+++ Task data
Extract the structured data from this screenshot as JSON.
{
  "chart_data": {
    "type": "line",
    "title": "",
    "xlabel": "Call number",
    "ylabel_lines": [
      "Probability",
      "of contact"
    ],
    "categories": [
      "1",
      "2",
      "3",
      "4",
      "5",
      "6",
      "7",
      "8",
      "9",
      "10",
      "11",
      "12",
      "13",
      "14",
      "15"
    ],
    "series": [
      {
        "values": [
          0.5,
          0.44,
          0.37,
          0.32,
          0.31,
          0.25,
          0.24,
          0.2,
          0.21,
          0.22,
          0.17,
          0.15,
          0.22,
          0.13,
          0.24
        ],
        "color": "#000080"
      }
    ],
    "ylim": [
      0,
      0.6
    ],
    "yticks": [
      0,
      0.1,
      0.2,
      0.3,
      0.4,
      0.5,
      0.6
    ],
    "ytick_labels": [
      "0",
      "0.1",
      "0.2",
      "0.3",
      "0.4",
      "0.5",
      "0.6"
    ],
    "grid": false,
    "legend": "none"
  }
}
++++++
Task to complete
Restate the data above word for word.

Task response
Extract the structured data from this screenshot as JSON.
{
  "chart_data": {
    "type": "line",
    "title": "",
    "xlabel": "Call number",
    "ylabel_lines": [
      "Probability",
      "of contact"
    ],
    "categories": [
      "1",
      "2",
      "3",
      "4",
      "5",
      "6",
      "7",
      "8",
      "9",
      "10",
      "11",
      "12",
      "13",
      "14",
      "15"
    ],
    "series": [
      {
        "values": [
          0.5,
          0.44,
          0.37,
          0.32,
          0.31,
          0.25,
          0.24,
          0.2,
          0.21,
          0.22,
          0.17,
          0.15,
          0.22,
          0.13,
          0.24
        ],
        "color": "#000080"
      }
    ],
    "ylim": [
      0,
      0.6
    ],
    "yticks": [
      0,
      0.1,
      0.2,
      0.3,
      0.4,
      0.5,
      0.6
    ],
    "ytick_labels": [
      "0",
      "0.1",
      "0.2",
      "0.3",
      "0.4",
      "0.5",
      "0.6"
    ],
    "grid": false,
    "legend": "none"
  }
}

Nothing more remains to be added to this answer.